* BEGIN Supplied information *
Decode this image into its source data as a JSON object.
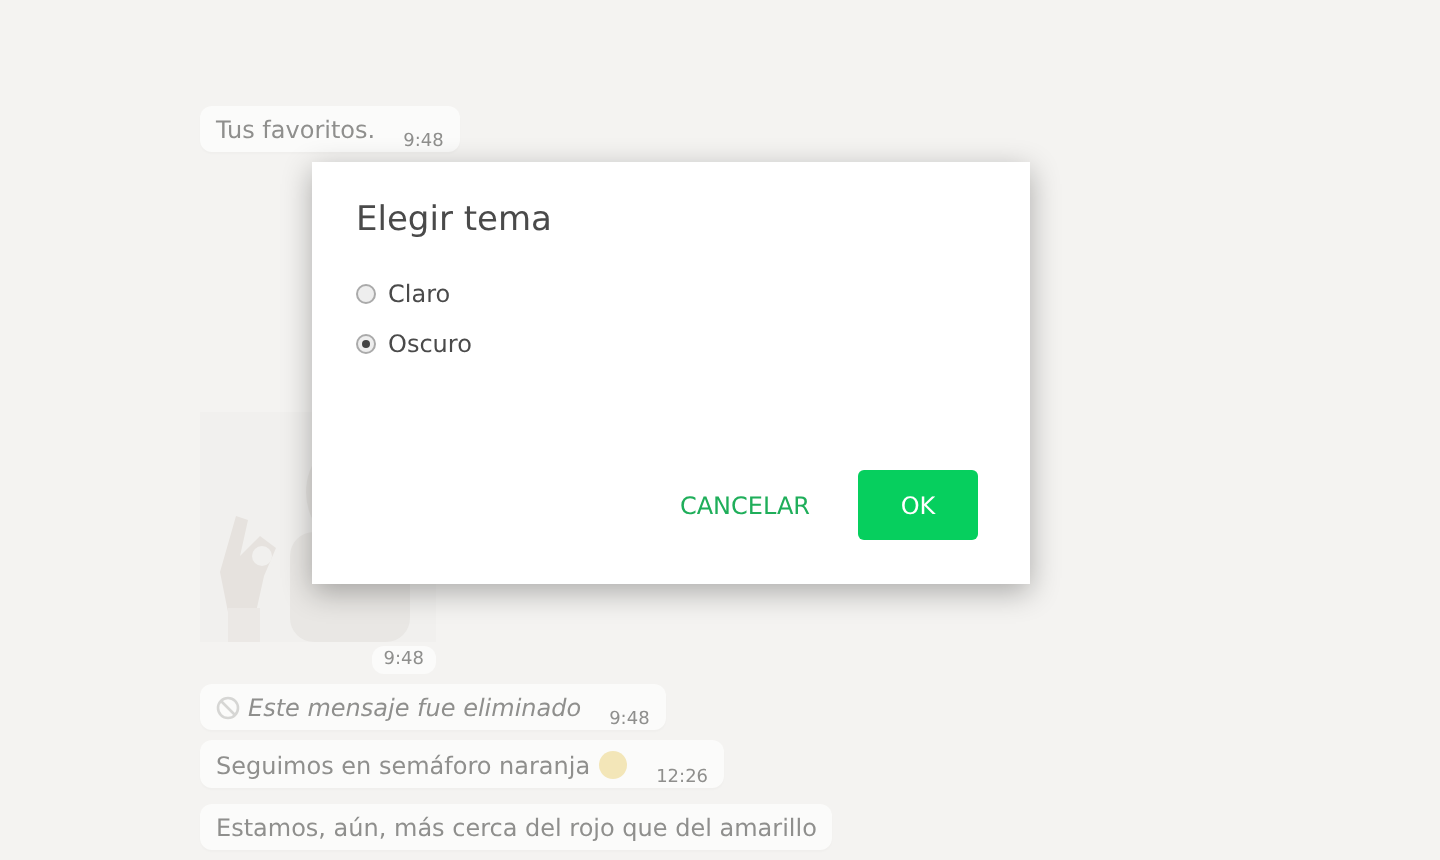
{
  "chat": {
    "messages": [
      {
        "kind": "text",
        "text": "Tus favoritos.",
        "time": "9:48"
      },
      {
        "kind": "sticker",
        "time": "9:48"
      },
      {
        "kind": "deleted",
        "text": "Este mensaje fue eliminado",
        "time": "9:48"
      },
      {
        "kind": "text",
        "text": "Seguimos en semáforo naranja",
        "emoji": true,
        "time": "12:26"
      },
      {
        "kind": "text",
        "text": "Estamos, aún, más cerca del rojo que del amarillo"
      }
    ]
  },
  "dialog": {
    "title": "Elegir tema",
    "options": [
      {
        "label": "Claro",
        "selected": false
      },
      {
        "label": "Oscuro",
        "selected": true
      }
    ],
    "buttons": [
      {
        "label": "CANCELAR",
        "kind": "text"
      },
      {
        "label": "OK",
        "kind": "primary"
      }
    ]
  }
}
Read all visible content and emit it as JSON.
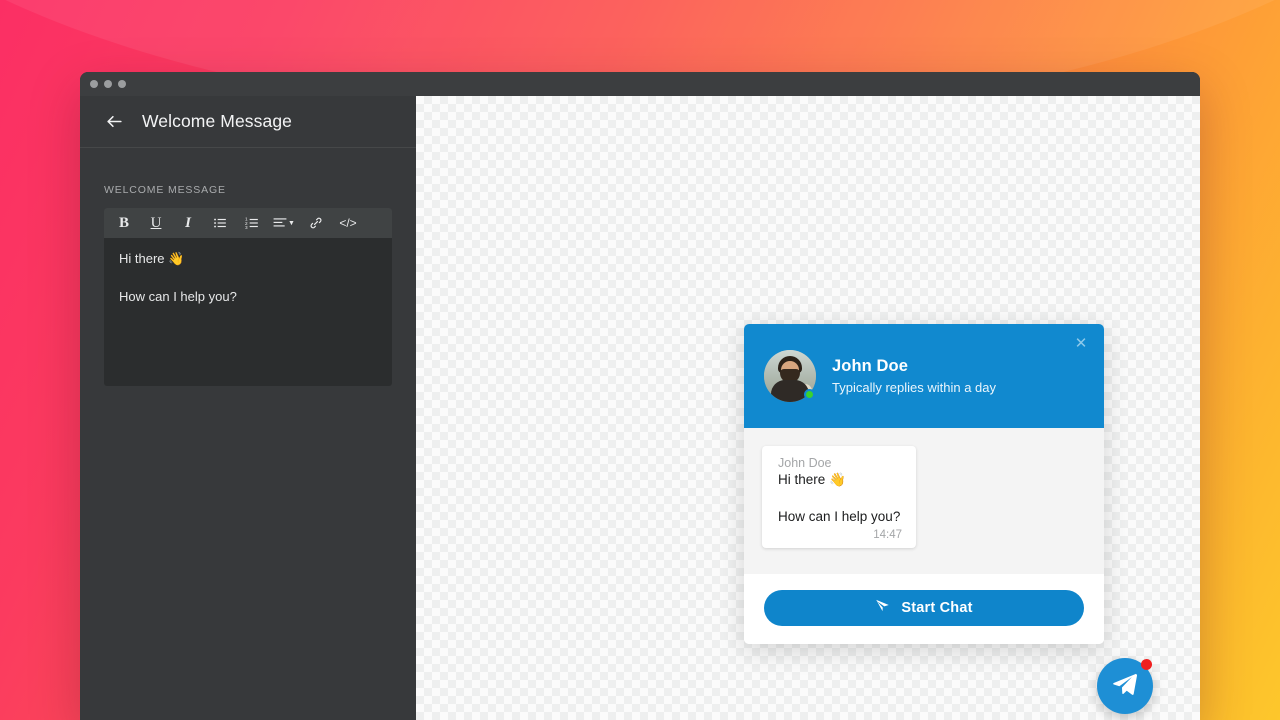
{
  "window": {
    "traffic_lights": [
      "close-dot",
      "minimize-dot",
      "maximize-dot"
    ]
  },
  "sidebar": {
    "back_icon": "back-arrow-icon",
    "title": "Welcome Message",
    "field_label": "WELCOME MESSAGE",
    "toolbar": [
      {
        "name": "bold-button",
        "glyph": "B",
        "icon": "bold-icon"
      },
      {
        "name": "underline-button",
        "glyph": "U",
        "icon": "underline-icon"
      },
      {
        "name": "italic-button",
        "glyph": "I",
        "icon": "italic-icon"
      },
      {
        "name": "bullet-list-button",
        "glyph": "",
        "icon": "unordered-list-icon"
      },
      {
        "name": "numbered-list-button",
        "glyph": "",
        "icon": "ordered-list-icon"
      },
      {
        "name": "align-button",
        "glyph": "",
        "icon": "align-left-icon"
      },
      {
        "name": "link-button",
        "glyph": "",
        "icon": "link-icon"
      },
      {
        "name": "code-button",
        "glyph": "</>",
        "icon": "code-icon"
      }
    ],
    "editor": {
      "line1": "Hi there 👋",
      "line2": "How can I help you?"
    }
  },
  "widget": {
    "close_icon": "close-icon",
    "agent_name": "John Doe",
    "agent_status": "Typically replies within a day",
    "avatar_alt": "avatar",
    "online": true,
    "message": {
      "author": "John Doe",
      "line1": "Hi there 👋",
      "line2": "How can I help you?",
      "time": "14:47"
    },
    "start_button": "Start Chat",
    "start_icon": "paper-plane-icon"
  },
  "launcher": {
    "icon": "paper-plane-icon",
    "badge": ""
  },
  "colors": {
    "brand_blue": "#1189cf",
    "button_blue": "#0f85cb",
    "online_green": "#3ad22e",
    "badge_red": "#f01f1f",
    "gradient_start": "#fb2f64",
    "gradient_end": "#fdc72b",
    "sidebar_bg": "#37393b",
    "editor_bg": "#2b2d2e"
  }
}
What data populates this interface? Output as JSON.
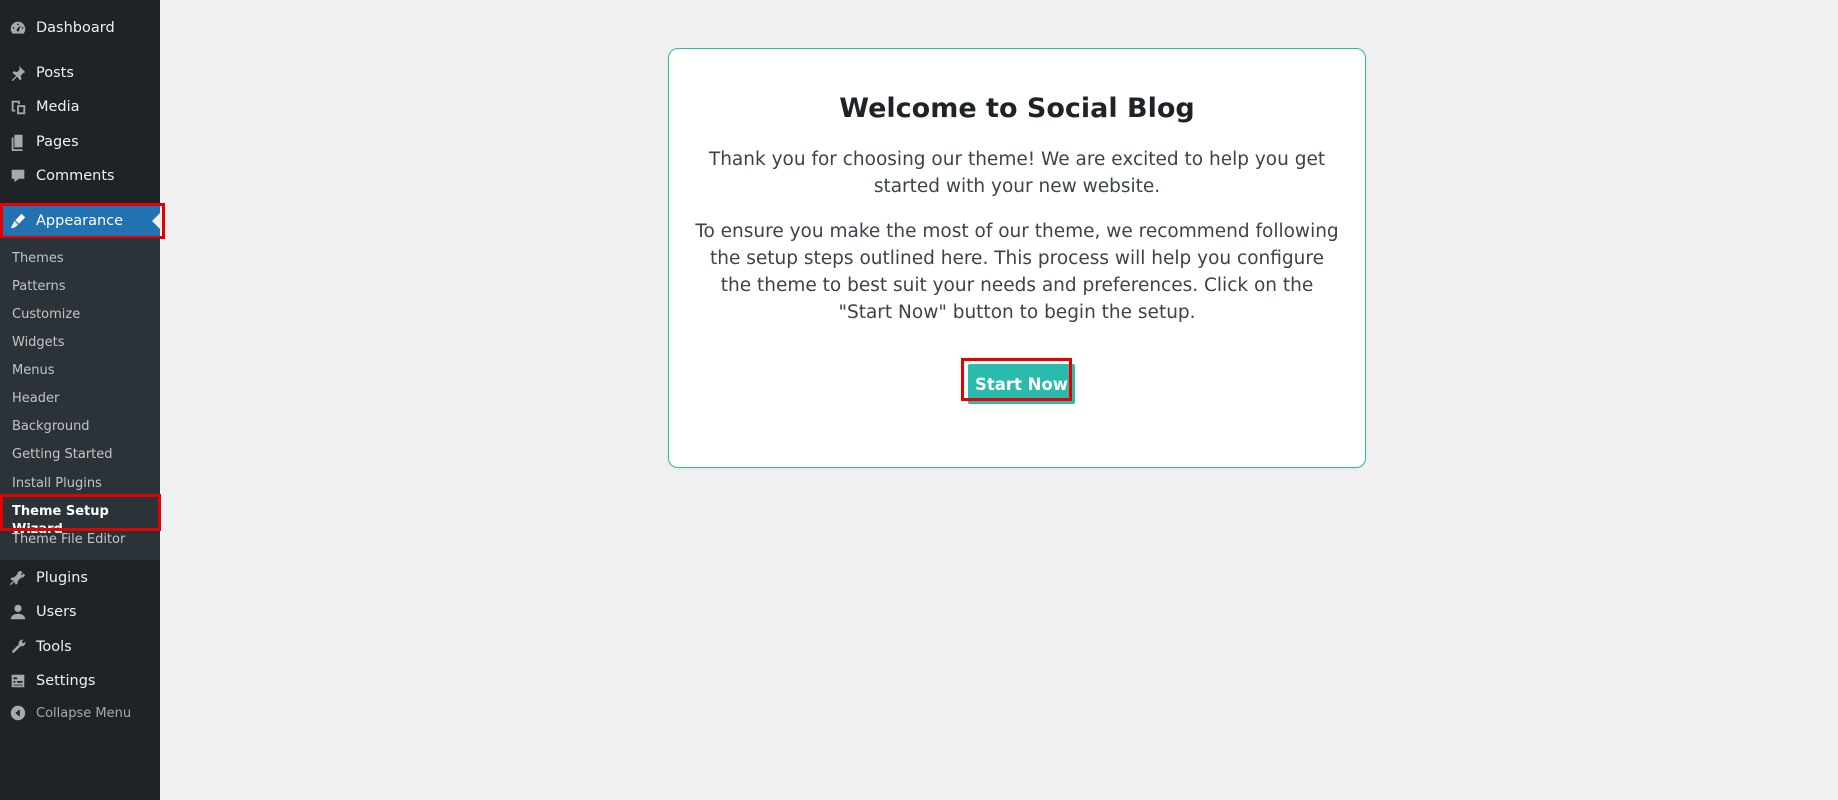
* END Supplied information *
*Task prompt*.
Repeat all of the records verbatim, leaving out the pictures.

*Answer to this task*.
Decode this image into its source data as a JSON object.
{
  "chat": {
    "messages": [
      {
        "kind": "text",
        "text": "Tus favoritos.",
        "time": "9:48"
      },
      {
        "kind": "sticker",
        "time": "9:48"
      },
      {
        "kind": "deleted",
        "text": "Este mensaje fue eliminado",
        "time": "9:48"
      },
      {
        "kind": "text",
        "text": "Seguimos en semáforo naranja",
        "emoji": true,
        "time": "12:26"
      },
      {
        "kind": "text",
        "text": "Estamos, aún, más cerca del rojo que del amarillo"
      }
    ]
  },
  "dialog": {
    "title": "Elegir tema",
    "options": [
      {
        "label": "Claro",
        "selected": false
      },
      {
        "label": "Oscuro",
        "selected": true
      }
    ],
    "buttons": [
      {
        "label": "CANCELAR",
        "kind": "text"
      },
      {
        "label": "OK",
        "kind": "primary"
      }
    ]
  }
}
Read all visible content and emit it as JSON.
{
  "window": {
    "traffic_lights": [
      "close-dot",
      "minimize-dot",
      "maximize-dot"
    ]
  },
  "sidebar": {
    "back_icon": "back-arrow-icon",
    "title": "Welcome Message",
    "field_label": "WELCOME MESSAGE",
    "toolbar": [
      {
        "name": "bold-button",
        "glyph": "B",
        "icon": "bold-icon"
      },
      {
        "name": "underline-button",
        "glyph": "U",
        "icon": "underline-icon"
      },
      {
        "name": "italic-button",
        "glyph": "I",
        "icon": "italic-icon"
      },
      {
        "name": "bullet-list-button",
        "glyph": "",
        "icon": "unordered-list-icon"
      },
      {
        "name": "numbered-list-button",
        "glyph": "",
        "icon": "ordered-list-icon"
      },
      {
        "name": "align-button",
        "glyph": "",
        "icon": "align-left-icon"
      },
      {
        "name": "link-button",
        "glyph": "",
        "icon": "link-icon"
      },
      {
        "name": "code-button",
        "glyph": "</>",
        "icon": "code-icon"
      }
    ],
    "editor": {
      "line1": "Hi there 👋",
      "line2": "How can I help you?"
    }
  },
  "widget": {
    "close_icon": "close-icon",
    "agent_name": "John Doe",
    "agent_status": "Typically replies within a day",
    "avatar_alt": "avatar",
    "online": true,
    "message": {
      "author": "John Doe",
      "line1": "Hi there 👋",
      "line2": "How can I help you?",
      "time": "14:47"
    },
    "start_button": "Start Chat",
    "start_icon": "paper-plane-icon"
  },
  "launcher": {
    "icon": "paper-plane-icon",
    "badge": ""
  },
  "colors": {
    "brand_blue": "#1189cf",
    "button_blue": "#0f85cb",
    "online_green": "#3ad22e",
    "badge_red": "#f01f1f",
    "gradient_start": "#fb2f64",
    "gradient_end": "#fdc72b",
    "sidebar_bg": "#37393b",
    "editor_bg": "#2b2d2e"
  }
}
What data populates this interface? Output as JSON.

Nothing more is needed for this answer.